◆ **Supplied material**
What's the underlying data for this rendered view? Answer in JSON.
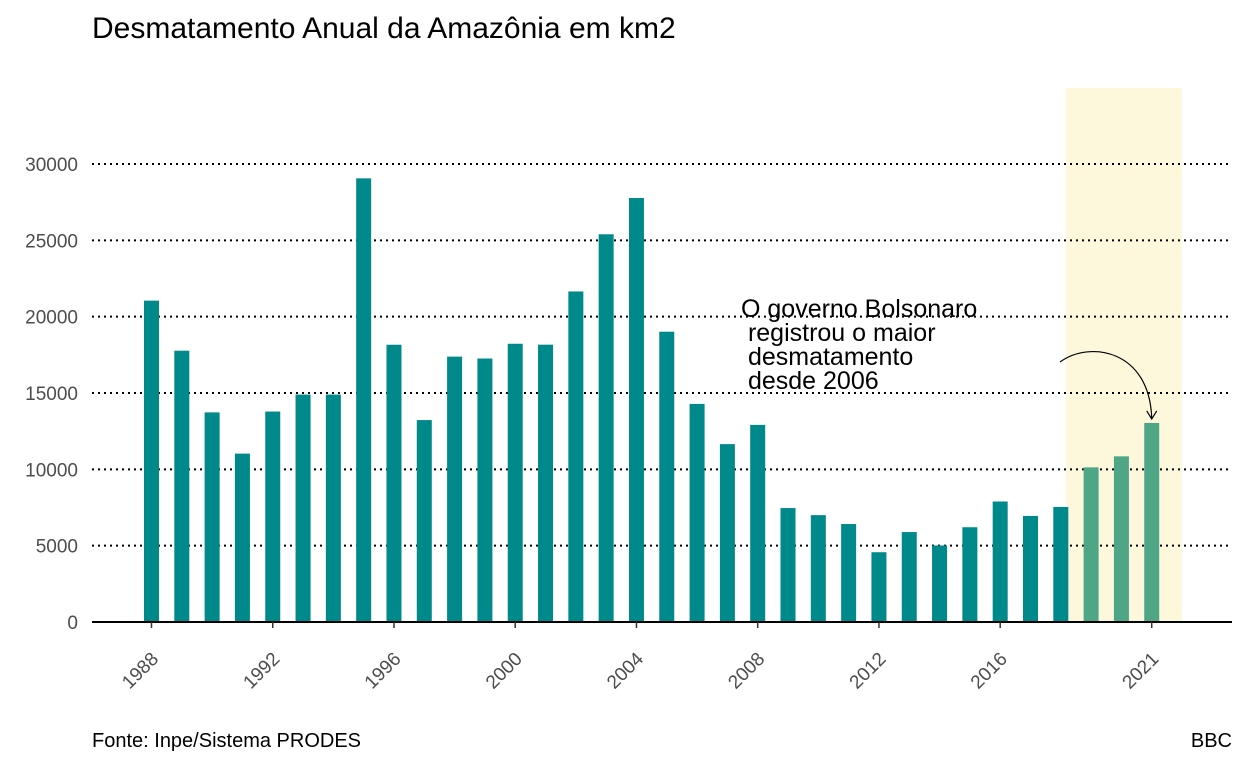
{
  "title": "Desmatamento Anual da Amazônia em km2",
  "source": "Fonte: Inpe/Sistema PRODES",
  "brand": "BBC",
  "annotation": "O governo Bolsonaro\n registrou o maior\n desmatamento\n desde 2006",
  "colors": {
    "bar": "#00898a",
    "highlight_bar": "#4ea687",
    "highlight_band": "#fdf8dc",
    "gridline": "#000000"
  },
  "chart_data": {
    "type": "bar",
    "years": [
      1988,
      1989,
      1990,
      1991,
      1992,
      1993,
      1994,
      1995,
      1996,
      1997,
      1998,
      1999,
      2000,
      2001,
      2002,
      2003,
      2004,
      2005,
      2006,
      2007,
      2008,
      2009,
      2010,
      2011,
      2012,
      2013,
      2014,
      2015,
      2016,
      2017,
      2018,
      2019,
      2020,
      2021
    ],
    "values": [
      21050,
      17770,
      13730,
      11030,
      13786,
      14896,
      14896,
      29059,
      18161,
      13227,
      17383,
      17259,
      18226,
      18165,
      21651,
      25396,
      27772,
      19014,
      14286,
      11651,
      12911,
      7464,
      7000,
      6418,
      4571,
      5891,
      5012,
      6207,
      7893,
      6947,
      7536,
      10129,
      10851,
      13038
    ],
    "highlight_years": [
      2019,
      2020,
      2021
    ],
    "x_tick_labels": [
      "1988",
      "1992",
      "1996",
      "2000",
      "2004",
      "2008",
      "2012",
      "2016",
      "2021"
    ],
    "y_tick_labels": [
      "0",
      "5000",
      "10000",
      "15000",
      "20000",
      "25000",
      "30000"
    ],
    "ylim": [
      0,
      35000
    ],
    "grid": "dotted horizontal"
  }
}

◆ **Given instruction**
Give back the entries verbatim. Do not include any picture.

◆ **Solution for this problem**
What's the underlying data for this rendered view? Answer in JSON.
{
  "title": "Desmatamento Anual da Amazônia em km2",
  "source": "Fonte: Inpe/Sistema PRODES",
  "brand": "BBC",
  "annotation": "O governo Bolsonaro\n registrou o maior\n desmatamento\n desde 2006",
  "colors": {
    "bar": "#00898a",
    "highlight_bar": "#4ea687",
    "highlight_band": "#fdf8dc",
    "gridline": "#000000"
  },
  "chart_data": {
    "type": "bar",
    "years": [
      1988,
      1989,
      1990,
      1991,
      1992,
      1993,
      1994,
      1995,
      1996,
      1997,
      1998,
      1999,
      2000,
      2001,
      2002,
      2003,
      2004,
      2005,
      2006,
      2007,
      2008,
      2009,
      2010,
      2011,
      2012,
      2013,
      2014,
      2015,
      2016,
      2017,
      2018,
      2019,
      2020,
      2021
    ],
    "values": [
      21050,
      17770,
      13730,
      11030,
      13786,
      14896,
      14896,
      29059,
      18161,
      13227,
      17383,
      17259,
      18226,
      18165,
      21651,
      25396,
      27772,
      19014,
      14286,
      11651,
      12911,
      7464,
      7000,
      6418,
      4571,
      5891,
      5012,
      6207,
      7893,
      6947,
      7536,
      10129,
      10851,
      13038
    ],
    "highlight_years": [
      2019,
      2020,
      2021
    ],
    "x_tick_labels": [
      "1988",
      "1992",
      "1996",
      "2000",
      "2004",
      "2008",
      "2012",
      "2016",
      "2021"
    ],
    "y_tick_labels": [
      "0",
      "5000",
      "10000",
      "15000",
      "20000",
      "25000",
      "30000"
    ],
    "ylim": [
      0,
      35000
    ],
    "grid": "dotted horizontal"
  }
}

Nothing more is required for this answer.